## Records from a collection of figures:
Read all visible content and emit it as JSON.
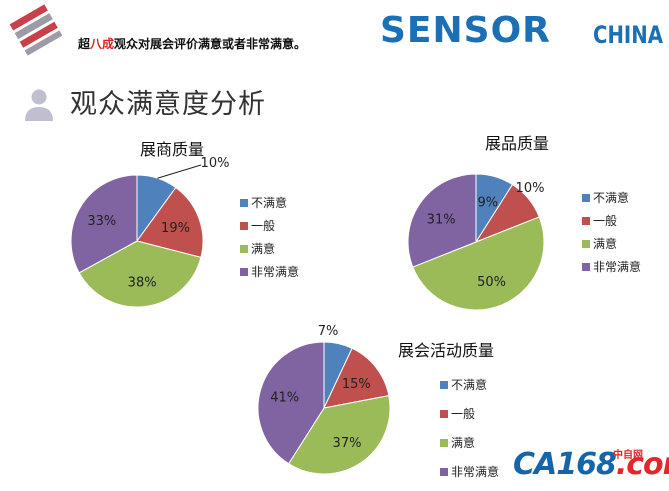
{
  "header": {
    "headline_pre": "超",
    "headline_highlight": "八成",
    "headline_post": "观众对展会评价满意或者非常满意。",
    "page_title": "观众满意度分析",
    "logo_sensor": "SENSOR",
    "logo_china": "CHINA"
  },
  "footer": {
    "logo_ca": "CA168",
    "logo_ca_accent": ".com",
    "logo_ca_sub": "中自网"
  },
  "colors": {
    "blue": "#4f81bd",
    "red": "#c0504d",
    "green": "#9bbb59",
    "purple": "#8064a2",
    "label": "#222222"
  },
  "chart_data": [
    {
      "type": "pie",
      "title": "展商质量",
      "categories": [
        "不满意",
        "一般",
        "满意",
        "非常满意"
      ],
      "values": [
        10,
        19,
        38,
        33
      ],
      "labels": [
        "10%",
        "19%",
        "38%",
        "33%"
      ],
      "legend": "right"
    },
    {
      "type": "pie",
      "title": "展品质量",
      "categories": [
        "不满意",
        "一般",
        "满意",
        "非常满意"
      ],
      "values": [
        9,
        10,
        50,
        31
      ],
      "labels": [
        "9%",
        "10%",
        "50%",
        "31%"
      ],
      "legend": "right"
    },
    {
      "type": "pie",
      "title": "展会活动质量",
      "categories": [
        "不满意",
        "一般",
        "满意",
        "非常满意"
      ],
      "values": [
        7,
        15,
        37,
        41
      ],
      "labels": [
        "7%",
        "15%",
        "37%",
        "41%"
      ],
      "legend": "right"
    }
  ]
}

## Job:
Print the listing above in full, exactly as written. Omit any pictures.

## Worked answer:
Read all visible content and emit it as JSON.
{
  "header": {
    "headline_pre": "超",
    "headline_highlight": "八成",
    "headline_post": "观众对展会评价满意或者非常满意。",
    "page_title": "观众满意度分析",
    "logo_sensor": "SENSOR",
    "logo_china": "CHINA"
  },
  "footer": {
    "logo_ca": "CA168",
    "logo_ca_accent": ".com",
    "logo_ca_sub": "中自网"
  },
  "colors": {
    "blue": "#4f81bd",
    "red": "#c0504d",
    "green": "#9bbb59",
    "purple": "#8064a2",
    "label": "#222222"
  },
  "chart_data": [
    {
      "type": "pie",
      "title": "展商质量",
      "categories": [
        "不满意",
        "一般",
        "满意",
        "非常满意"
      ],
      "values": [
        10,
        19,
        38,
        33
      ],
      "labels": [
        "10%",
        "19%",
        "38%",
        "33%"
      ],
      "legend": "right"
    },
    {
      "type": "pie",
      "title": "展品质量",
      "categories": [
        "不满意",
        "一般",
        "满意",
        "非常满意"
      ],
      "values": [
        9,
        10,
        50,
        31
      ],
      "labels": [
        "9%",
        "10%",
        "50%",
        "31%"
      ],
      "legend": "right"
    },
    {
      "type": "pie",
      "title": "展会活动质量",
      "categories": [
        "不满意",
        "一般",
        "满意",
        "非常满意"
      ],
      "values": [
        7,
        15,
        37,
        41
      ],
      "labels": [
        "7%",
        "15%",
        "37%",
        "41%"
      ],
      "legend": "right"
    }
  ]
}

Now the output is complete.